## Exercise description:
Work through the listing below and count the lines that hold "scan". Answer with the number alone.

---------- Data to process ----------

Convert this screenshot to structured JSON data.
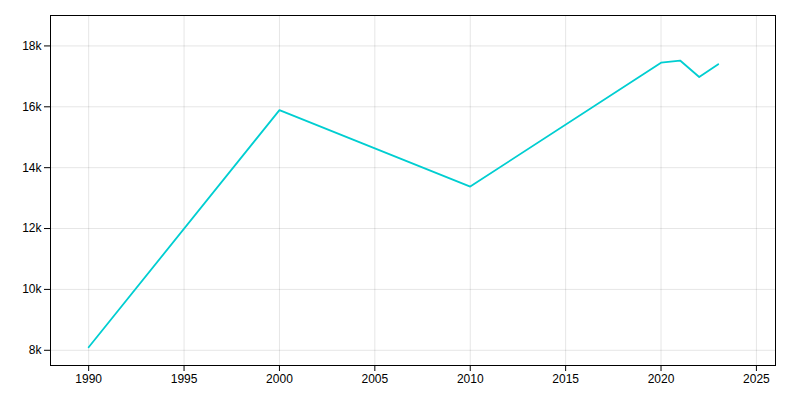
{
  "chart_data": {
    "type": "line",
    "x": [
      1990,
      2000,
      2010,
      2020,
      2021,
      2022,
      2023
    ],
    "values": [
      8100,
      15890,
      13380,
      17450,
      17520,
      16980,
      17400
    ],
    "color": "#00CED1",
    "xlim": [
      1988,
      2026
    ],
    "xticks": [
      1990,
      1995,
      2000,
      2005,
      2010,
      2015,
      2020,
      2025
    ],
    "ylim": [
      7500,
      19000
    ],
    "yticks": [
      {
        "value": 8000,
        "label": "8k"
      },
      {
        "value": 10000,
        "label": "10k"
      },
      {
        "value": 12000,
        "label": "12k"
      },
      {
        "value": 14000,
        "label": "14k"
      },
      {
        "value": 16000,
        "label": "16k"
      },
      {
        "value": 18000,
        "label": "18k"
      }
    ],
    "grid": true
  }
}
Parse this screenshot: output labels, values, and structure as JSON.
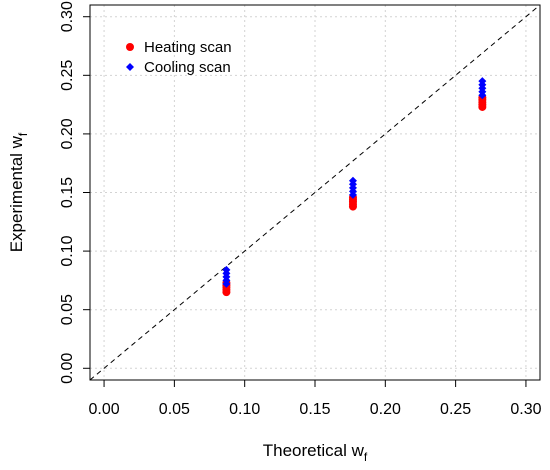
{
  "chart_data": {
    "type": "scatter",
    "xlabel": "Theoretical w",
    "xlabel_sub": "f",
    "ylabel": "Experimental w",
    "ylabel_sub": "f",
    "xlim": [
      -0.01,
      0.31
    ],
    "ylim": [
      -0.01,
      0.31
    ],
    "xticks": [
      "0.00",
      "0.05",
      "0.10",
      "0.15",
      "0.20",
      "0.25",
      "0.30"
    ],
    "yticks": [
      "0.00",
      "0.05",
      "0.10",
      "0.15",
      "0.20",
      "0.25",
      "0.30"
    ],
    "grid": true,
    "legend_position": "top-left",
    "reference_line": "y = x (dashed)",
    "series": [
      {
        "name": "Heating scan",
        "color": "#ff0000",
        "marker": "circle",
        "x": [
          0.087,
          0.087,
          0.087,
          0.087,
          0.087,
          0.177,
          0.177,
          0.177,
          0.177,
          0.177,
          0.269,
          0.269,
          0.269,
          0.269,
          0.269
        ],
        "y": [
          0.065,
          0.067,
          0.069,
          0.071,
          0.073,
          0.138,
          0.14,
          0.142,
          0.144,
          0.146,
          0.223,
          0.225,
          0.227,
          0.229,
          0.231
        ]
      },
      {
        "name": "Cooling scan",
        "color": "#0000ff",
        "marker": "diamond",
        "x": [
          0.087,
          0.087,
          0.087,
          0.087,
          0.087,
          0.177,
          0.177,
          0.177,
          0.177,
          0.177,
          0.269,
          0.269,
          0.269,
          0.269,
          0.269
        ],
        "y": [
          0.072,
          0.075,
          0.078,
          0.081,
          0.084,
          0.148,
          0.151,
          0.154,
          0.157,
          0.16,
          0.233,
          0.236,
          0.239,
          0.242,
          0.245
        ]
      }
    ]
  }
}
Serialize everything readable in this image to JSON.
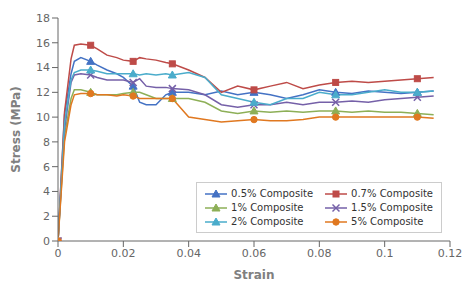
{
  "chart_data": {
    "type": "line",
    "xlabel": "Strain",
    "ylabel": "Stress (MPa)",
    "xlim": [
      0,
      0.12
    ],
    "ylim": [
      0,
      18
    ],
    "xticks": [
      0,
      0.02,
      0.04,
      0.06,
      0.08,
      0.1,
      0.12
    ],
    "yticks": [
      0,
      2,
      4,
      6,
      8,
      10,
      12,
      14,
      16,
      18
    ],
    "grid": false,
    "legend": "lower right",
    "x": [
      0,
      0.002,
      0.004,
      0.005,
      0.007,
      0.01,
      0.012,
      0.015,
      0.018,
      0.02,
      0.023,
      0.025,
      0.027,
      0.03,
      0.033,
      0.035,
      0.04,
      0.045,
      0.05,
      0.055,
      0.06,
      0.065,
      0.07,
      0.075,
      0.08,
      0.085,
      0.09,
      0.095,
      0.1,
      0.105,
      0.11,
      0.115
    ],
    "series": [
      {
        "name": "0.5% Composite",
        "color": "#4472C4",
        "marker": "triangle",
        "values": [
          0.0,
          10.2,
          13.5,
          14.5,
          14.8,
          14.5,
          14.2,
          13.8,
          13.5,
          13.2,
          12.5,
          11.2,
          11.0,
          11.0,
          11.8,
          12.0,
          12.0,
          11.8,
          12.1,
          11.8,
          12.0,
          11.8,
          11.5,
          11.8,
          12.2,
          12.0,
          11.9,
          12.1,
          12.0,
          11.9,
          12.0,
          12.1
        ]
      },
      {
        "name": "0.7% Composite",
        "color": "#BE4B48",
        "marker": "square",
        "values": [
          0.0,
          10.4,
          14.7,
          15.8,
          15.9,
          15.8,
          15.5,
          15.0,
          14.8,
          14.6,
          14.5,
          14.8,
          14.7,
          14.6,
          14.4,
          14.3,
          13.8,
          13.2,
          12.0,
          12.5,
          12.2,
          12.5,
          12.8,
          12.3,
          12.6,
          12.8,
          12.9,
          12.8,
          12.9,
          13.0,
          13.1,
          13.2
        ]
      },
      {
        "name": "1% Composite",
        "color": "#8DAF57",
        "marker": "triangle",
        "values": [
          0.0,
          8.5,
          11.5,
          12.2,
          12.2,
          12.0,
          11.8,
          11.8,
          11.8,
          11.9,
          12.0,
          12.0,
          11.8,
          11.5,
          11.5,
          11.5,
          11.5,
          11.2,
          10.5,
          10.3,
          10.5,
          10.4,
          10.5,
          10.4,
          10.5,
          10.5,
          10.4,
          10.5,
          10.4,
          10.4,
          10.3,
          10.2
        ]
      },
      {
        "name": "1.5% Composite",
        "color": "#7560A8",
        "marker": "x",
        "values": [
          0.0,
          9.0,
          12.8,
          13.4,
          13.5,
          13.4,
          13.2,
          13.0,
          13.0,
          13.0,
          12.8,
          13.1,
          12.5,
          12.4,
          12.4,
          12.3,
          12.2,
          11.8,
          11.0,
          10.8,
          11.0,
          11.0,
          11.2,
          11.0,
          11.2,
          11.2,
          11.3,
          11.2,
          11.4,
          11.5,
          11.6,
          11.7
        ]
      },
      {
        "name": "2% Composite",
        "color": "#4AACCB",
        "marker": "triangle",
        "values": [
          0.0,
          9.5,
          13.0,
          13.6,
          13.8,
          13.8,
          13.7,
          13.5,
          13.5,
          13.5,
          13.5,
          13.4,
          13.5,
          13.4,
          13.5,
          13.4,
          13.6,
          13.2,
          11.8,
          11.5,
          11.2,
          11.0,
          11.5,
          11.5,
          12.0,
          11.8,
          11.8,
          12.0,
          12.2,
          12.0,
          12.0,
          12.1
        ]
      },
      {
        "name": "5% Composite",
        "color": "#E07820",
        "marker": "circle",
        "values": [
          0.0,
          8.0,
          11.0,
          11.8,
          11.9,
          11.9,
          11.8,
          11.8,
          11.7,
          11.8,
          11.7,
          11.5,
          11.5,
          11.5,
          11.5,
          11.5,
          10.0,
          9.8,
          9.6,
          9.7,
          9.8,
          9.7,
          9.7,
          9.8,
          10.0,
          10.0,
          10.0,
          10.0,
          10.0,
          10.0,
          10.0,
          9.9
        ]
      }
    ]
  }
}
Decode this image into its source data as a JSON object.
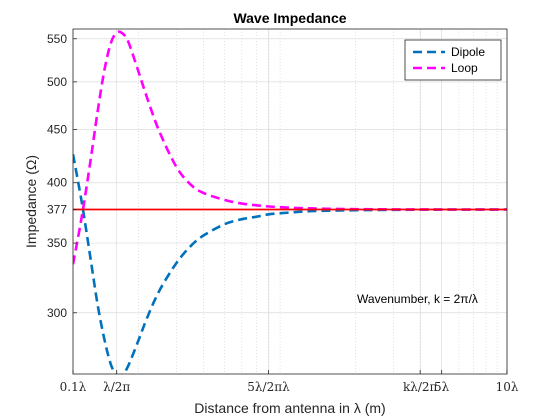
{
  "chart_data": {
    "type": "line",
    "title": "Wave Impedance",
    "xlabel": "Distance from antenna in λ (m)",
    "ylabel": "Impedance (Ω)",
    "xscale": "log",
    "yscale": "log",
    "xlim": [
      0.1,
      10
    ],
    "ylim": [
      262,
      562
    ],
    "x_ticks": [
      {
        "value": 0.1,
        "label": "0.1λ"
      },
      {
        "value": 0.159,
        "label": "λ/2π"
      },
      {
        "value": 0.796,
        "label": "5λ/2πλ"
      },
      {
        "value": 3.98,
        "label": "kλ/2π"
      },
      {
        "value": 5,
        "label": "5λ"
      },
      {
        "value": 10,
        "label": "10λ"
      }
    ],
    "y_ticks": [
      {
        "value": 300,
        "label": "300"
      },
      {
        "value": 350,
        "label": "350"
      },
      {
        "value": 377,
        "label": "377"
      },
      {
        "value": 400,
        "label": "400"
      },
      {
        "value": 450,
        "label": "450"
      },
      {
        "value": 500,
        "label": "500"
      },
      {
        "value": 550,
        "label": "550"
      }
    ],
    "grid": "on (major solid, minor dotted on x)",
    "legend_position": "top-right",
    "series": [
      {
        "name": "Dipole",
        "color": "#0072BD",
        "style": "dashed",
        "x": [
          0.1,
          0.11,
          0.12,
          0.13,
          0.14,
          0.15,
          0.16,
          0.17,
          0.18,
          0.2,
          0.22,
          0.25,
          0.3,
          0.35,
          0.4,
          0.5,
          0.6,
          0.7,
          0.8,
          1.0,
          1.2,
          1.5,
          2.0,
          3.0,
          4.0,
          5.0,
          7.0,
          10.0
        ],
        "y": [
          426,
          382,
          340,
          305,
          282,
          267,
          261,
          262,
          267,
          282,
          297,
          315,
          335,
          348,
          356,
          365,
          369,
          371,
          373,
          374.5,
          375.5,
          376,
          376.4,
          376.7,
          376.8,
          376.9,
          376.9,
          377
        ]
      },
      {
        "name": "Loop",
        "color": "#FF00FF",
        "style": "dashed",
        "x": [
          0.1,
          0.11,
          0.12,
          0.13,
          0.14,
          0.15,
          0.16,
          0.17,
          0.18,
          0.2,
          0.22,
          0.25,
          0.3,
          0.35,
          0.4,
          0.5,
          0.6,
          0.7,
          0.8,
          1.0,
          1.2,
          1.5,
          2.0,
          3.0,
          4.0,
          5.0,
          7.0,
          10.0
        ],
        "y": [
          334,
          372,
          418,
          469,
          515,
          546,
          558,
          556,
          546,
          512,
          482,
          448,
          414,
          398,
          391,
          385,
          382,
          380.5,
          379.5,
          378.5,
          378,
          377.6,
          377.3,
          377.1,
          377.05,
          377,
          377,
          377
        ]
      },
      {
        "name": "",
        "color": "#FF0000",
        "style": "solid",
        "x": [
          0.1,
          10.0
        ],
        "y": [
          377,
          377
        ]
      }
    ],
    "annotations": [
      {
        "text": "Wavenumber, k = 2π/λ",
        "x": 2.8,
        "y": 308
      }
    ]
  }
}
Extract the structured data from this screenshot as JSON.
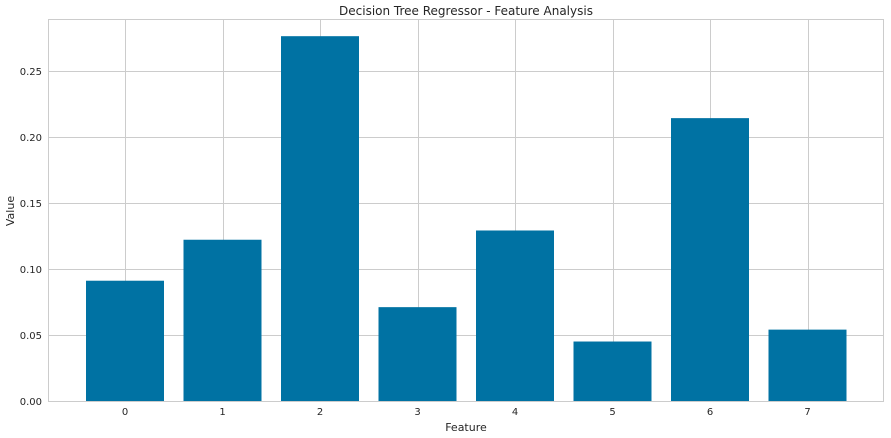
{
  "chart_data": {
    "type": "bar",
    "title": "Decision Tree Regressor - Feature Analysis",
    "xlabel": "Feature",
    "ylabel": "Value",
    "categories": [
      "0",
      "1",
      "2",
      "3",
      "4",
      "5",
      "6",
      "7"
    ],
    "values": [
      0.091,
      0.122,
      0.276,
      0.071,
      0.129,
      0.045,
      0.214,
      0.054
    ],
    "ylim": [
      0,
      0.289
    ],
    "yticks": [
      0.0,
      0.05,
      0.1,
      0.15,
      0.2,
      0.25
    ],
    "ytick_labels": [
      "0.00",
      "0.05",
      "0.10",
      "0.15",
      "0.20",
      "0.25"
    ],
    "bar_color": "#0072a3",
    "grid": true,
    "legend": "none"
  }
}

----------

## Result for this exercise:
2